--- START OF Records for this task ---

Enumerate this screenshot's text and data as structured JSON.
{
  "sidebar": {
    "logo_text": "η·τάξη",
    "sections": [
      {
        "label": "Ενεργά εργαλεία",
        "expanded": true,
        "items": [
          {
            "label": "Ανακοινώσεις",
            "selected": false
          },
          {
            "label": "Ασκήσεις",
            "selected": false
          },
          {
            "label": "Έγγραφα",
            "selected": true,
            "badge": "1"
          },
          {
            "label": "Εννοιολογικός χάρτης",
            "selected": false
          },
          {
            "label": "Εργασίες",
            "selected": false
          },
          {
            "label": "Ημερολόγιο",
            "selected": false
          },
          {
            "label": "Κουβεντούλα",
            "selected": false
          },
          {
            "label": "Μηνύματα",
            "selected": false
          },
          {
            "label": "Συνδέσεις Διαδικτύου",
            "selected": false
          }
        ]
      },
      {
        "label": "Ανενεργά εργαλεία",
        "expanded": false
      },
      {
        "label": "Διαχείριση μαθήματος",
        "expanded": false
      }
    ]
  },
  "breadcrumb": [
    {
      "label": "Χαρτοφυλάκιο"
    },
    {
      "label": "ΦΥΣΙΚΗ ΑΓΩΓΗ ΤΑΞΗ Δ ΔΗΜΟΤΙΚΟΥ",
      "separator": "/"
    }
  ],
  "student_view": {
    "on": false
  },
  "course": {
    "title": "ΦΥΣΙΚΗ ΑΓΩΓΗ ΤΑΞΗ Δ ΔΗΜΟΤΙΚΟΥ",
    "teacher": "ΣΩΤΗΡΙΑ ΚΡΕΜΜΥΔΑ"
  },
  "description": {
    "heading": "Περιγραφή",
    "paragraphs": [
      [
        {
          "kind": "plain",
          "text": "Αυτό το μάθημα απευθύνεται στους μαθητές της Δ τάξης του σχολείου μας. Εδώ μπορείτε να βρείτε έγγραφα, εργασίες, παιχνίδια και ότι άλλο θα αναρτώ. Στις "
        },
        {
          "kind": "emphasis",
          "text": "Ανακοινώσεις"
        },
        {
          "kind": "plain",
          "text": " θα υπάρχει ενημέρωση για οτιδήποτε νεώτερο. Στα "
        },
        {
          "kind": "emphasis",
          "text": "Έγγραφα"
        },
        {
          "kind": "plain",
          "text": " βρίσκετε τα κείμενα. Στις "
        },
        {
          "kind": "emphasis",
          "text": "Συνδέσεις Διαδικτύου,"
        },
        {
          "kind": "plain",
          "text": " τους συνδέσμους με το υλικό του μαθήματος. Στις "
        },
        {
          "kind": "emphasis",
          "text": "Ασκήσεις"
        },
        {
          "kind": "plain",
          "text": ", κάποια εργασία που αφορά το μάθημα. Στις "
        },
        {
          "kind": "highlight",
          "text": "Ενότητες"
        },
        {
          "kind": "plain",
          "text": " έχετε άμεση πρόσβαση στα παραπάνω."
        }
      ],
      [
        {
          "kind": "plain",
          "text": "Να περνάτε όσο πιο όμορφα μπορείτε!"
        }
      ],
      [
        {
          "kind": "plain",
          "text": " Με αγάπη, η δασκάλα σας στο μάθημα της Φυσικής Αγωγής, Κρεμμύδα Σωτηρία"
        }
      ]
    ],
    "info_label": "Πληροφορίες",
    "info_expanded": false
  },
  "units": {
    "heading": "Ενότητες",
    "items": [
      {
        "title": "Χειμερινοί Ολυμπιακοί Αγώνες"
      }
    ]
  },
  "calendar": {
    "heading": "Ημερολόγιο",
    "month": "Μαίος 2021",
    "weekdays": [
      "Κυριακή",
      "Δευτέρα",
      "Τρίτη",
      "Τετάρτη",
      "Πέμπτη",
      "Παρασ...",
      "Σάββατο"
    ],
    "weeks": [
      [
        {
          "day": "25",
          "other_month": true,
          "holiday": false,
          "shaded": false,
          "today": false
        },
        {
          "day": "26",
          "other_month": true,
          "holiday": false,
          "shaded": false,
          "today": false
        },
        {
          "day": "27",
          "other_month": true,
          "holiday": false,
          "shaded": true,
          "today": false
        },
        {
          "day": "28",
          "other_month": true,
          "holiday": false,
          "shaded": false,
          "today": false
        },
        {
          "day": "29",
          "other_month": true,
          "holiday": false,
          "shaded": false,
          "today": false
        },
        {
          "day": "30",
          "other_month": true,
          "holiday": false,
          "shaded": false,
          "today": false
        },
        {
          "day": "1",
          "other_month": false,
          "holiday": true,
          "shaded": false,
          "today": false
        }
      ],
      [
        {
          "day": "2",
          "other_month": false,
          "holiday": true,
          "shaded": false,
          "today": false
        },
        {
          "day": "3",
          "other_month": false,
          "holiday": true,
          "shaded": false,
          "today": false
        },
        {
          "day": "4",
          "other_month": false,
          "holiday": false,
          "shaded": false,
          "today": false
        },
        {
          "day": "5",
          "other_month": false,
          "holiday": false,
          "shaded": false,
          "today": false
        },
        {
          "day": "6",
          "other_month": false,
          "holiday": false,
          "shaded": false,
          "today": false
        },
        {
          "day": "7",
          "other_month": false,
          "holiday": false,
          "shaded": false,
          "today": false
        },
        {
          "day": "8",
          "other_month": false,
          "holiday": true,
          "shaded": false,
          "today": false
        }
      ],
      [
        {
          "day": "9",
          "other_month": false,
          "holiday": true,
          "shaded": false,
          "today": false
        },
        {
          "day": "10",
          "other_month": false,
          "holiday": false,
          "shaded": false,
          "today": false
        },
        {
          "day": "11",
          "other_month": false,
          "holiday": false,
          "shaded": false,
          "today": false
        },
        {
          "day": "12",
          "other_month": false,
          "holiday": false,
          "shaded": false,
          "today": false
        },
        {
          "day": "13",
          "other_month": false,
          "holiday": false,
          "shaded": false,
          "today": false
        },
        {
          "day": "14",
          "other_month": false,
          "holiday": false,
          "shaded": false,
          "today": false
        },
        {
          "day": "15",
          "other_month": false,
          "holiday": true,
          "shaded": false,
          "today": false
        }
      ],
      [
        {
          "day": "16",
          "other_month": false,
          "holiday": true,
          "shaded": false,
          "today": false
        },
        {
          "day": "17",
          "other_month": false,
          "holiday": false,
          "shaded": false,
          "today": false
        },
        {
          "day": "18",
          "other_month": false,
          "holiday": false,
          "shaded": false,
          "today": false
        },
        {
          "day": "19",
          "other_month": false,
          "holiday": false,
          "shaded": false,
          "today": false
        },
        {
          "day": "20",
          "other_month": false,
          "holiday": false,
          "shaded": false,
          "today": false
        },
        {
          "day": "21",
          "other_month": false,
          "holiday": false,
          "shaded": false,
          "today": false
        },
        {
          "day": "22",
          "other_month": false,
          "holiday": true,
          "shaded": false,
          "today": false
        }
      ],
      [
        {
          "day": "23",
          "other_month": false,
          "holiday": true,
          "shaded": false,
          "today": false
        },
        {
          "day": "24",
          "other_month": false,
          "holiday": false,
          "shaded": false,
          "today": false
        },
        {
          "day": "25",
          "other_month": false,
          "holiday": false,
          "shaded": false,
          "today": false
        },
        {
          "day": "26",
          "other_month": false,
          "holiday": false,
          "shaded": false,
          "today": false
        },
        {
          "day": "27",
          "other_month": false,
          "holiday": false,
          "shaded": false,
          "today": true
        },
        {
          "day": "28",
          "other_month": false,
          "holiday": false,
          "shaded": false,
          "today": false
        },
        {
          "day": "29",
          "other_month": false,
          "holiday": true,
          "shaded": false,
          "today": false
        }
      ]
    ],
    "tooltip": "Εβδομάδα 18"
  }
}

--- END OF Records for this task ---

Return the lines above exactly, keeping every word.

**Reply:**
Enumerate this screenshot's text and data as structured JSON.
{
  "sidebar": {
    "logo_text": "η·τάξη",
    "sections": [
      {
        "label": "Ενεργά εργαλεία",
        "expanded": true,
        "items": [
          {
            "label": "Ανακοινώσεις",
            "selected": false
          },
          {
            "label": "Ασκήσεις",
            "selected": false
          },
          {
            "label": "Έγγραφα",
            "selected": true,
            "badge": "1"
          },
          {
            "label": "Εννοιολογικός χάρτης",
            "selected": false
          },
          {
            "label": "Εργασίες",
            "selected": false
          },
          {
            "label": "Ημερολόγιο",
            "selected": false
          },
          {
            "label": "Κουβεντούλα",
            "selected": false
          },
          {
            "label": "Μηνύματα",
            "selected": false
          },
          {
            "label": "Συνδέσεις Διαδικτύου",
            "selected": false
          }
        ]
      },
      {
        "label": "Ανενεργά εργαλεία",
        "expanded": false
      },
      {
        "label": "Διαχείριση μαθήματος",
        "expanded": false
      }
    ]
  },
  "breadcrumb": [
    {
      "label": "Χαρτοφυλάκιο"
    },
    {
      "label": "ΦΥΣΙΚΗ ΑΓΩΓΗ ΤΑΞΗ Δ ΔΗΜΟΤΙΚΟΥ",
      "separator": "/"
    }
  ],
  "student_view": {
    "on": false
  },
  "course": {
    "title": "ΦΥΣΙΚΗ ΑΓΩΓΗ ΤΑΞΗ Δ ΔΗΜΟΤΙΚΟΥ",
    "teacher": "ΣΩΤΗΡΙΑ ΚΡΕΜΜΥΔΑ"
  },
  "description": {
    "heading": "Περιγραφή",
    "paragraphs": [
      [
        {
          "kind": "plain",
          "text": "Αυτό το μάθημα απευθύνεται στους μαθητές της Δ τάξης του σχολείου μας. Εδώ μπορείτε να βρείτε έγγραφα, εργασίες, παιχνίδια και ότι άλλο θα αναρτώ. Στις "
        },
        {
          "kind": "emphasis",
          "text": "Ανακοινώσεις"
        },
        {
          "kind": "plain",
          "text": " θα υπάρχει ενημέρωση για οτιδήποτε νεώτερο. Στα "
        },
        {
          "kind": "emphasis",
          "text": "Έγγραφα"
        },
        {
          "kind": "plain",
          "text": " βρίσκετε τα κείμενα. Στις "
        },
        {
          "kind": "emphasis",
          "text": "Συνδέσεις Διαδικτύου,"
        },
        {
          "kind": "plain",
          "text": " τους συνδέσμους με το υλικό του μαθήματος. Στις "
        },
        {
          "kind": "emphasis",
          "text": "Ασκήσεις"
        },
        {
          "kind": "plain",
          "text": ", κάποια εργασία που αφορά το μάθημα. Στις "
        },
        {
          "kind": "highlight",
          "text": "Ενότητες"
        },
        {
          "kind": "plain",
          "text": " έχετε άμεση πρόσβαση στα παραπάνω."
        }
      ],
      [
        {
          "kind": "plain",
          "text": "Να περνάτε όσο πιο όμορφα μπορείτε!"
        }
      ],
      [
        {
          "kind": "plain",
          "text": " Με αγάπη, η δασκάλα σας στο μάθημα της Φυσικής Αγωγής, Κρεμμύδα Σωτηρία"
        }
      ]
    ],
    "info_label": "Πληροφορίες",
    "info_expanded": false
  },
  "units": {
    "heading": "Ενότητες",
    "items": [
      {
        "title": "Χειμερινοί Ολυμπιακοί Αγώνες"
      }
    ]
  },
  "calendar": {
    "heading": "Ημερολόγιο",
    "month": "Μαίος 2021",
    "weekdays": [
      "Κυριακή",
      "Δευτέρα",
      "Τρίτη",
      "Τετάρτη",
      "Πέμπτη",
      "Παρασ...",
      "Σάββατο"
    ],
    "weeks": [
      [
        {
          "day": "25",
          "other_month": true,
          "holiday": false,
          "shaded": false,
          "today": false
        },
        {
          "day": "26",
          "other_month": true,
          "holiday": false,
          "shaded": false,
          "today": false
        },
        {
          "day": "27",
          "other_month": true,
          "holiday": false,
          "shaded": true,
          "today": false
        },
        {
          "day": "28",
          "other_month": true,
          "holiday": false,
          "shaded": false,
          "today": false
        },
        {
          "day": "29",
          "other_month": true,
          "holiday": false,
          "shaded": false,
          "today": false
        },
        {
          "day": "30",
          "other_month": true,
          "holiday": false,
          "shaded": false,
          "today": false
        },
        {
          "day": "1",
          "other_month": false,
          "holiday": true,
          "shaded": false,
          "today": false
        }
      ],
      [
        {
          "day": "2",
          "other_month": false,
          "holiday": true,
          "shaded": false,
          "today": false
        },
        {
          "day": "3",
          "other_month": false,
          "holiday": true,
          "shaded": false,
          "today": false
        },
        {
          "day": "4",
          "other_month": false,
          "holiday": false,
          "shaded": false,
          "today": false
        },
        {
          "day": "5",
          "other_month": false,
          "holiday": false,
          "shaded": false,
          "today": false
        },
        {
          "day": "6",
          "other_month": false,
          "holiday": false,
          "shaded": false,
          "today": false
        },
        {
          "day": "7",
          "other_month": false,
          "holiday": false,
          "shaded": false,
          "today": false
        },
        {
          "day": "8",
          "other_month": false,
          "holiday": true,
          "shaded": false,
          "today": false
        }
      ],
      [
        {
          "day": "9",
          "other_month": false,
          "holiday": true,
          "shaded": false,
          "today": false
        },
        {
          "day": "10",
          "other_month": false,
          "holiday": false,
          "shaded": false,
          "today": false
        },
        {
          "day": "11",
          "other_month": false,
          "holiday": false,
          "shaded": false,
          "today": false
        },
        {
          "day": "12",
          "other_month": false,
          "holiday": false,
          "shaded": false,
          "today": false
        },
        {
          "day": "13",
          "other_month": false,
          "holiday": false,
          "shaded": false,
          "today": false
        },
        {
          "day": "14",
          "other_month": false,
          "holiday": false,
          "shaded": false,
          "today": false
        },
        {
          "day": "15",
          "other_month": false,
          "holiday": true,
          "shaded": false,
          "today": false
        }
      ],
      [
        {
          "day": "16",
          "other_month": false,
          "holiday": true,
          "shaded": false,
          "today": false
        },
        {
          "day": "17",
          "other_month": false,
          "holiday": false,
          "shaded": false,
          "today": false
        },
        {
          "day": "18",
          "other_month": false,
          "holiday": false,
          "shaded": false,
          "today": false
        },
        {
          "day": "19",
          "other_month": false,
          "holiday": false,
          "shaded": false,
          "today": false
        },
        {
          "day": "20",
          "other_month": false,
          "holiday": false,
          "shaded": false,
          "today": false
        },
        {
          "day": "21",
          "other_month": false,
          "holiday": false,
          "shaded": false,
          "today": false
        },
        {
          "day": "22",
          "other_month": false,
          "holiday": true,
          "shaded": false,
          "today": false
        }
      ],
      [
        {
          "day": "23",
          "other_month": false,
          "holiday": true,
          "shaded": false,
          "today": false
        },
        {
          "day": "24",
          "other_month": false,
          "holiday": false,
          "shaded": false,
          "today": false
        },
        {
          "day": "25",
          "other_month": false,
          "holiday": false,
          "shaded": false,
          "today": false
        },
        {
          "day": "26",
          "other_month": false,
          "holiday": false,
          "shaded": false,
          "today": false
        },
        {
          "day": "27",
          "other_month": false,
          "holiday": false,
          "shaded": false,
          "today": true
        },
        {
          "day": "28",
          "other_month": false,
          "holiday": false,
          "shaded": false,
          "today": false
        },
        {
          "day": "29",
          "other_month": false,
          "holiday": true,
          "shaded": false,
          "today": false
        }
      ]
    ],
    "tooltip": "Εβδομάδα 18"
  }
}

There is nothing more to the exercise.